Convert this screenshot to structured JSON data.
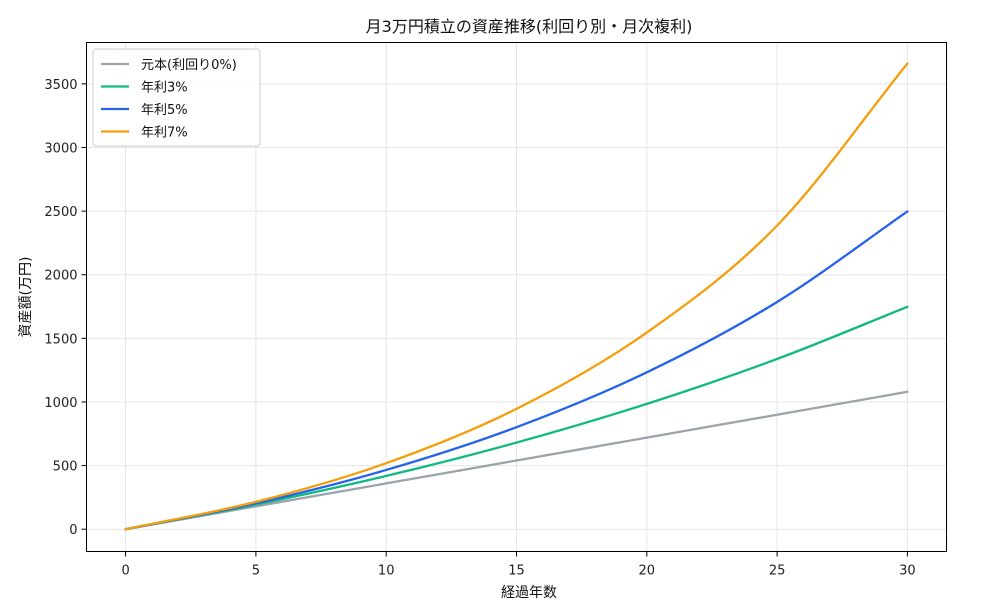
{
  "chart_data": {
    "type": "line",
    "title": "月3万円積立の資産推移(利回り別・月次複利)",
    "xlabel": "経過年数",
    "ylabel": "資産額(万円)",
    "xlim": [
      -1.5,
      31.5
    ],
    "ylim": [
      -175,
      3825
    ],
    "xticks": [
      0,
      5,
      10,
      15,
      20,
      25,
      30
    ],
    "yticks": [
      0,
      500,
      1000,
      1500,
      2000,
      2500,
      3000,
      3500
    ],
    "grid": true,
    "legend_position": "top-left",
    "x": [
      0,
      5,
      10,
      15,
      20,
      25,
      30
    ],
    "series": [
      {
        "name": "元本(利回り0%)",
        "color": "#9ca3af",
        "values": [
          0,
          180,
          360,
          540,
          720,
          900,
          1080
        ]
      },
      {
        "name": "年利3%",
        "color": "#10b981",
        "values": [
          0,
          194,
          419,
          681,
          985,
          1338,
          1748
        ]
      },
      {
        "name": "年利5%",
        "color": "#2563eb",
        "values": [
          0,
          204,
          466,
          802,
          1233,
          1786,
          2497
        ]
      },
      {
        "name": "年利7%",
        "color": "#f59e0b",
        "values": [
          0,
          215,
          519,
          946,
          1546,
          2387,
          3660
        ]
      }
    ]
  }
}
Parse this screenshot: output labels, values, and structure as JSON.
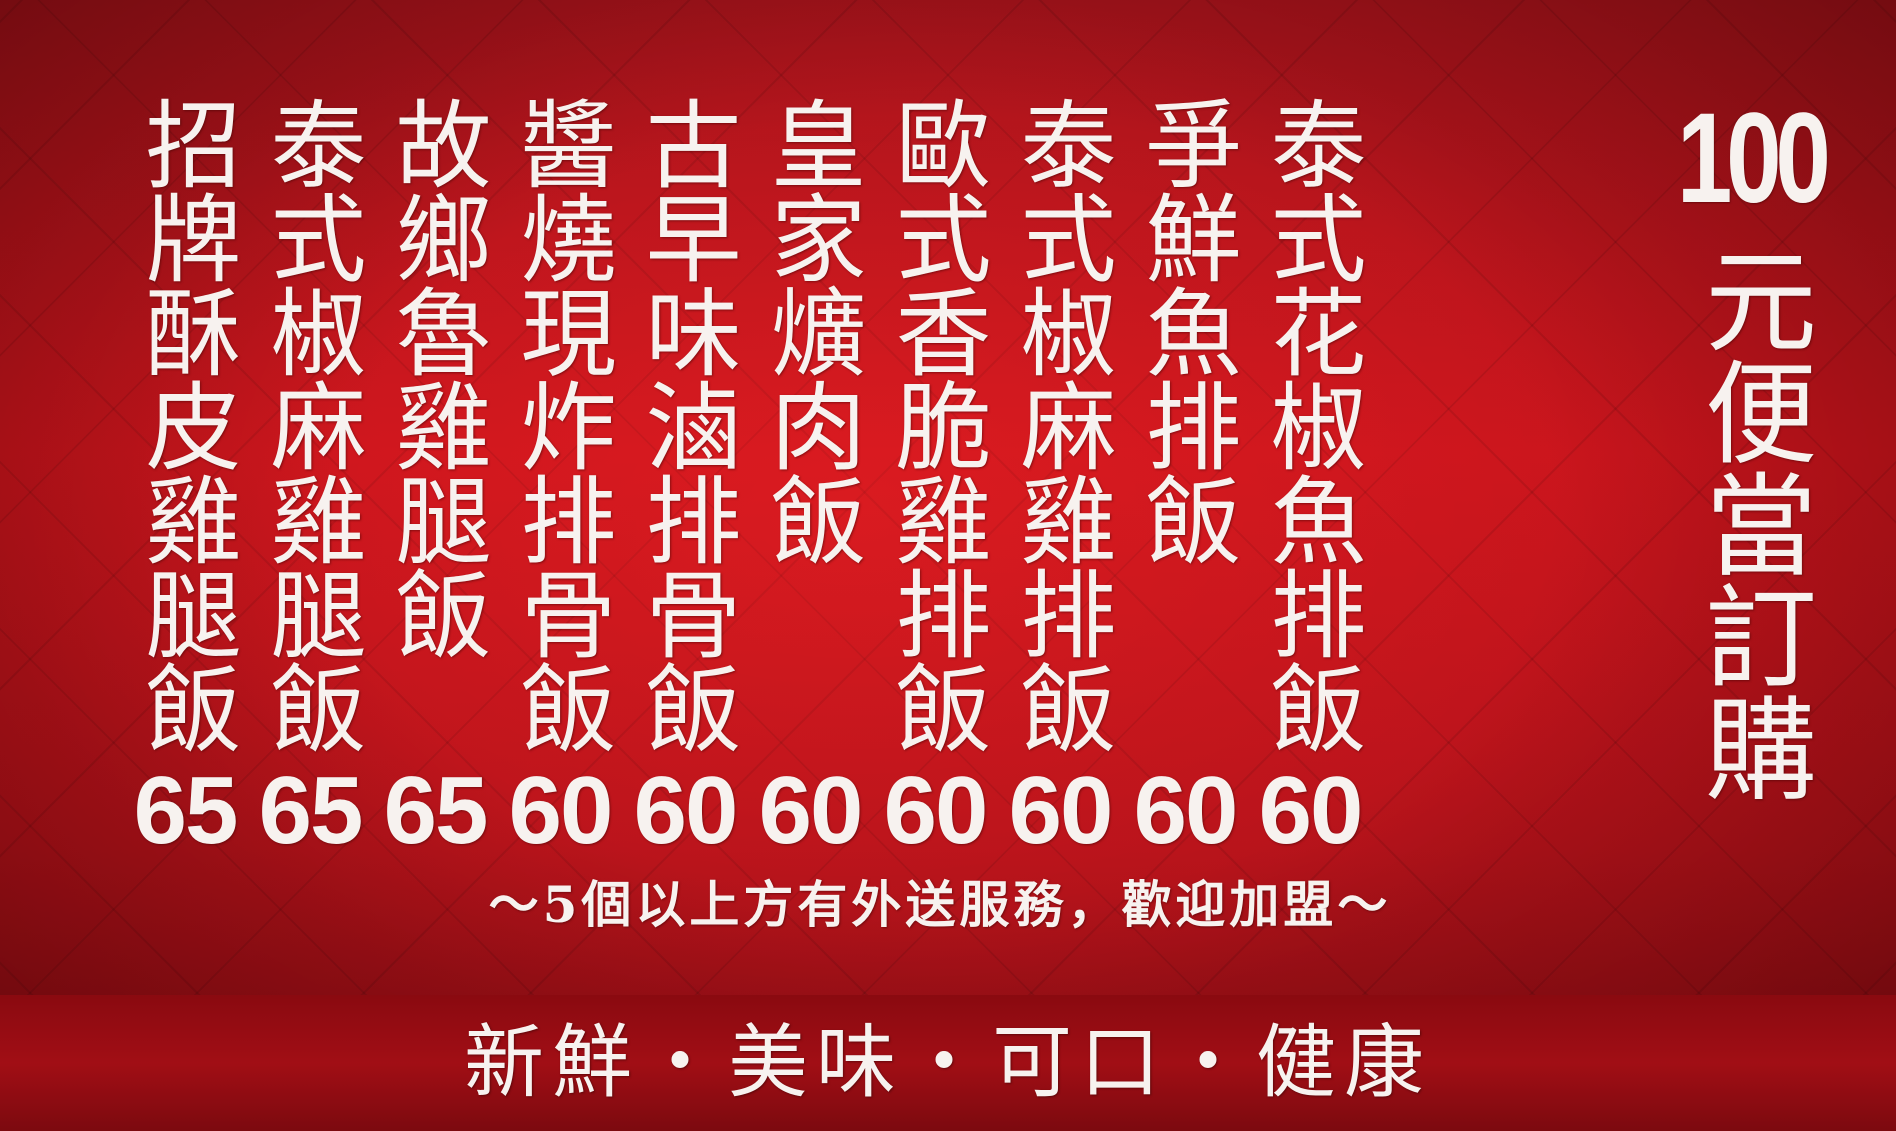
{
  "header": {
    "number": "100",
    "text": "元便當訂購"
  },
  "menu": [
    {
      "name": "招牌酥皮雞腿飯",
      "price": "65"
    },
    {
      "name": "泰式椒麻雞腿飯",
      "price": "65"
    },
    {
      "name": "故鄉魯雞腿飯",
      "price": "65"
    },
    {
      "name": "醬燒現炸排骨飯",
      "price": "60"
    },
    {
      "name": "古早味滷排骨飯",
      "price": "60"
    },
    {
      "name": "皇家爌肉飯",
      "price": "60"
    },
    {
      "name": "歐式香脆雞排飯",
      "price": "60"
    },
    {
      "name": "泰式椒麻雞排飯",
      "price": "60"
    },
    {
      "name": "爭鮮魚排飯",
      "price": "60"
    },
    {
      "name": "泰式花椒魚排飯",
      "price": "60"
    }
  ],
  "delivery_note": "～5個以上方有外送服務，歡迎加盟～",
  "slogan": "新鮮・美味・可口・健康",
  "colors": {
    "background": "#c8141c",
    "text": "#f7f2ef"
  }
}
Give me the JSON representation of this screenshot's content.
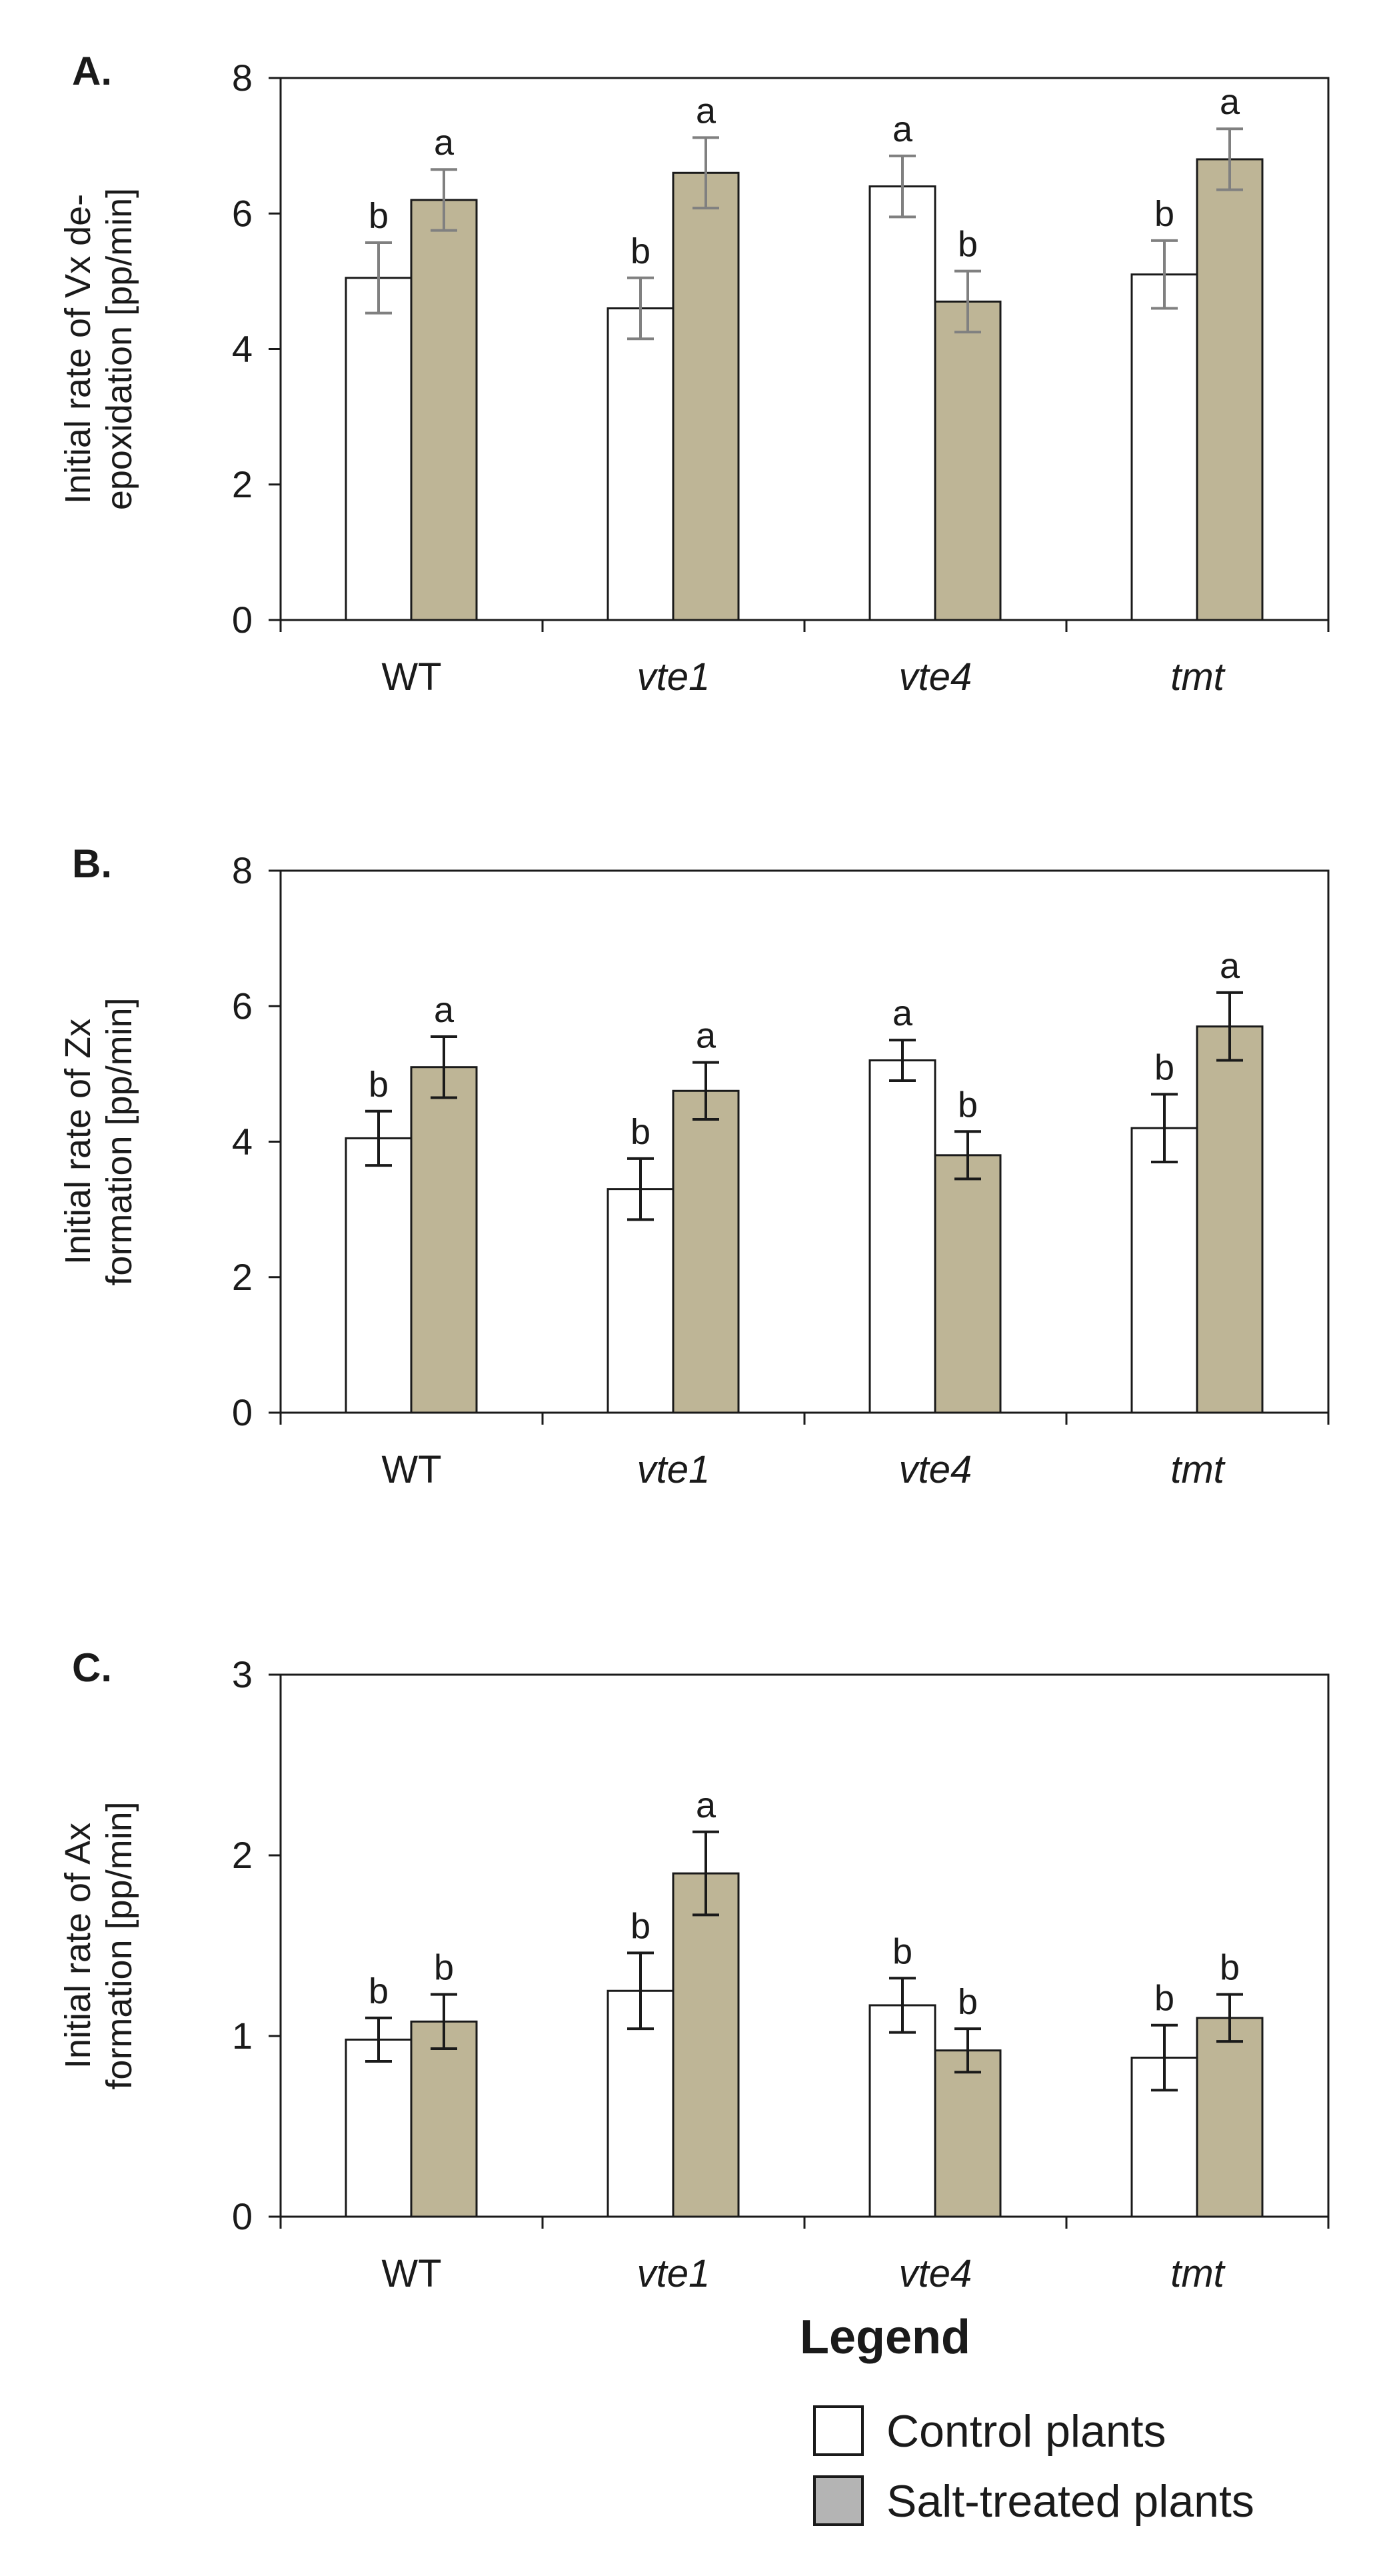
{
  "chart_data": [
    {
      "type": "bar",
      "panel": "A.",
      "ylabel_lines": [
        "Initial rate of  Vx de-",
        "epoxidation  [pp/min]"
      ],
      "ylim": [
        0,
        8
      ],
      "yticks": [
        0,
        2,
        4,
        6,
        8
      ],
      "tick_labels": [
        "0",
        "2",
        "4",
        "6",
        "8"
      ],
      "categories": [
        "WT",
        "vte1",
        "vte4",
        "tmt"
      ],
      "italic_categories": [
        false,
        true,
        true,
        true
      ],
      "series": [
        {
          "name": "Control plants",
          "values": [
            5.05,
            4.6,
            6.4,
            5.1
          ],
          "errors": [
            0.52,
            0.45,
            0.45,
            0.5
          ],
          "labels": [
            "b",
            "b",
            "a",
            "b"
          ],
          "color": "#ffffff"
        },
        {
          "name": "Salt-treated plants",
          "values": [
            6.2,
            6.6,
            4.7,
            6.8
          ],
          "errors": [
            0.45,
            0.52,
            0.45,
            0.45
          ],
          "labels": [
            "a",
            "a",
            "b",
            "a"
          ],
          "color": "#beb596"
        }
      ],
      "error_bar_color": "#808080"
    },
    {
      "type": "bar",
      "panel": "B.",
      "ylabel_lines": [
        "Initial rate of  Zx",
        "formation  [pp/min]"
      ],
      "ylim": [
        0,
        8
      ],
      "yticks": [
        0,
        2,
        4,
        6,
        8
      ],
      "tick_labels": [
        "0",
        "2",
        "4",
        "6",
        "8"
      ],
      "categories": [
        "WT",
        "vte1",
        "vte4",
        "tmt"
      ],
      "italic_categories": [
        false,
        true,
        true,
        true
      ],
      "series": [
        {
          "name": "Control plants",
          "values": [
            4.05,
            3.3,
            5.2,
            4.2
          ],
          "errors": [
            0.4,
            0.45,
            0.3,
            0.5
          ],
          "labels": [
            "b",
            "b",
            "a",
            "b"
          ],
          "color": "#ffffff"
        },
        {
          "name": "Salt-treated plants",
          "values": [
            5.1,
            4.75,
            3.8,
            5.7
          ],
          "errors": [
            0.45,
            0.42,
            0.35,
            0.5
          ],
          "labels": [
            "a",
            "a",
            "b",
            "a"
          ],
          "color": "#beb596"
        }
      ],
      "error_bar_color": "#1a1a1a"
    },
    {
      "type": "bar",
      "panel": "C.",
      "ylabel_lines": [
        "Initial rate of  Ax",
        "formation  [pp/min]"
      ],
      "ylim": [
        0,
        3
      ],
      "yticks": [
        0,
        1,
        2,
        3
      ],
      "tick_labels": [
        "0",
        "1",
        "2",
        "3"
      ],
      "categories": [
        "WT",
        "vte1",
        "vte4",
        "tmt"
      ],
      "italic_categories": [
        false,
        true,
        true,
        true
      ],
      "series": [
        {
          "name": "Control plants",
          "values": [
            0.98,
            1.25,
            1.17,
            0.88
          ],
          "errors": [
            0.12,
            0.21,
            0.15,
            0.18
          ],
          "labels": [
            "b",
            "b",
            "b",
            "b"
          ],
          "color": "#ffffff"
        },
        {
          "name": "Salt-treated plants",
          "values": [
            1.08,
            1.9,
            0.92,
            1.1
          ],
          "errors": [
            0.15,
            0.23,
            0.12,
            0.13
          ],
          "labels": [
            "b",
            "a",
            "b",
            "b"
          ],
          "color": "#beb596"
        }
      ],
      "error_bar_color": "#1a1a1a"
    }
  ],
  "legend": {
    "title": "Legend",
    "items": [
      {
        "label": "Control plants",
        "color": "#ffffff"
      },
      {
        "label": "Salt-treated plants",
        "color": "#b4b4b4"
      }
    ]
  }
}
════
- Given task: Leaving out the pictures, repeat the data above exactly.

- The result:
Convert this screenshot to structured JSON data.
{
  "chart_data": {
    "type": "line",
    "title": "月3万円積立の資産推移(利回り別・月次複利)",
    "xlabel": "経過年数",
    "ylabel": "資産額(万円)",
    "xlim": [
      -1.5,
      31.5
    ],
    "ylim": [
      -175,
      3825
    ],
    "xticks": [
      0,
      5,
      10,
      15,
      20,
      25,
      30
    ],
    "yticks": [
      0,
      500,
      1000,
      1500,
      2000,
      2500,
      3000,
      3500
    ],
    "grid": true,
    "legend_position": "top-left",
    "x": [
      0,
      5,
      10,
      15,
      20,
      25,
      30
    ],
    "series": [
      {
        "name": "元本(利回り0%)",
        "color": "#9ca3af",
        "values": [
          0,
          180,
          360,
          540,
          720,
          900,
          1080
        ]
      },
      {
        "name": "年利3%",
        "color": "#10b981",
        "values": [
          0,
          194,
          419,
          681,
          985,
          1338,
          1748
        ]
      },
      {
        "name": "年利5%",
        "color": "#2563eb",
        "values": [
          0,
          204,
          466,
          802,
          1233,
          1786,
          2497
        ]
      },
      {
        "name": "年利7%",
        "color": "#f59e0b",
        "values": [
          0,
          215,
          519,
          946,
          1546,
          2387,
          3660
        ]
      }
    ]
  }
}
Parse this screenshot: output labels, values, and structure as JSON.
{
  "header": {
    "number": "100",
    "text": "元便當訂購"
  },
  "menu": [
    {
      "name": "招牌酥皮雞腿飯",
      "price": "65"
    },
    {
      "name": "泰式椒麻雞腿飯",
      "price": "65"
    },
    {
      "name": "故鄉魯雞腿飯",
      "price": "65"
    },
    {
      "name": "醬燒現炸排骨飯",
      "price": "60"
    },
    {
      "name": "古早味滷排骨飯",
      "price": "60"
    },
    {
      "name": "皇家爌肉飯",
      "price": "60"
    },
    {
      "name": "歐式香脆雞排飯",
      "price": "60"
    },
    {
      "name": "泰式椒麻雞排飯",
      "price": "60"
    },
    {
      "name": "爭鮮魚排飯",
      "price": "60"
    },
    {
      "name": "泰式花椒魚排飯",
      "price": "60"
    }
  ],
  "delivery_note": "～5個以上方有外送服務，歡迎加盟～",
  "slogan": "新鮮・美味・可口・健康",
  "colors": {
    "background": "#c8141c",
    "text": "#f7f2ef"
  }
}
Give me the JSON representation of this screenshot's content.
{
  "chart_data": [
    {
      "type": "bar",
      "panel": "A.",
      "ylabel_lines": [
        "Initial rate of  Vx de-",
        "epoxidation  [pp/min]"
      ],
      "ylim": [
        0,
        8
      ],
      "yticks": [
        0,
        2,
        4,
        6,
        8
      ],
      "tick_labels": [
        "0",
        "2",
        "4",
        "6",
        "8"
      ],
      "categories": [
        "WT",
        "vte1",
        "vte4",
        "tmt"
      ],
      "italic_categories": [
        false,
        true,
        true,
        true
      ],
      "series": [
        {
          "name": "Control plants",
          "values": [
            5.05,
            4.6,
            6.4,
            5.1
          ],
          "errors": [
            0.52,
            0.45,
            0.45,
            0.5
          ],
          "labels": [
            "b",
            "b",
            "a",
            "b"
          ],
          "color": "#ffffff"
        },
        {
          "name": "Salt-treated plants",
          "values": [
            6.2,
            6.6,
            4.7,
            6.8
          ],
          "errors": [
            0.45,
            0.52,
            0.45,
            0.45
          ],
          "labels": [
            "a",
            "a",
            "b",
            "a"
          ],
          "color": "#beb596"
        }
      ],
      "error_bar_color": "#808080"
    },
    {
      "type": "bar",
      "panel": "B.",
      "ylabel_lines": [
        "Initial rate of  Zx",
        "formation  [pp/min]"
      ],
      "ylim": [
        0,
        8
      ],
      "yticks": [
        0,
        2,
        4,
        6,
        8
      ],
      "tick_labels": [
        "0",
        "2",
        "4",
        "6",
        "8"
      ],
      "categories": [
        "WT",
        "vte1",
        "vte4",
        "tmt"
      ],
      "italic_categories": [
        false,
        true,
        true,
        true
      ],
      "series": [
        {
          "name": "Control plants",
          "values": [
            4.05,
            3.3,
            5.2,
            4.2
          ],
          "errors": [
            0.4,
            0.45,
            0.3,
            0.5
          ],
          "labels": [
            "b",
            "b",
            "a",
            "b"
          ],
          "color": "#ffffff"
        },
        {
          "name": "Salt-treated plants",
          "values": [
            5.1,
            4.75,
            3.8,
            5.7
          ],
          "errors": [
            0.45,
            0.42,
            0.35,
            0.5
          ],
          "labels": [
            "a",
            "a",
            "b",
            "a"
          ],
          "color": "#beb596"
        }
      ],
      "error_bar_color": "#1a1a1a"
    },
    {
      "type": "bar",
      "panel": "C.",
      "ylabel_lines": [
        "Initial rate of  Ax",
        "formation  [pp/min]"
      ],
      "ylim": [
        0,
        3
      ],
      "yticks": [
        0,
        1,
        2,
        3
      ],
      "tick_labels": [
        "0",
        "1",
        "2",
        "3"
      ],
      "categories": [
        "WT",
        "vte1",
        "vte4",
        "tmt"
      ],
      "italic_categories": [
        false,
        true,
        true,
        true
      ],
      "series": [
        {
          "name": "Control plants",
          "values": [
            0.98,
            1.25,
            1.17,
            0.88
          ],
          "errors": [
            0.12,
            0.21,
            0.15,
            0.18
          ],
          "labels": [
            "b",
            "b",
            "b",
            "b"
          ],
          "color": "#ffffff"
        },
        {
          "name": "Salt-treated plants",
          "values": [
            1.08,
            1.9,
            0.92,
            1.1
          ],
          "errors": [
            0.15,
            0.23,
            0.12,
            0.13
          ],
          "labels": [
            "b",
            "a",
            "b",
            "b"
          ],
          "color": "#beb596"
        }
      ],
      "error_bar_color": "#1a1a1a"
    }
  ],
  "legend": {
    "title": "Legend",
    "items": [
      {
        "label": "Control plants",
        "color": "#ffffff"
      },
      {
        "label": "Salt-treated plants",
        "color": "#b4b4b4"
      }
    ]
  }
}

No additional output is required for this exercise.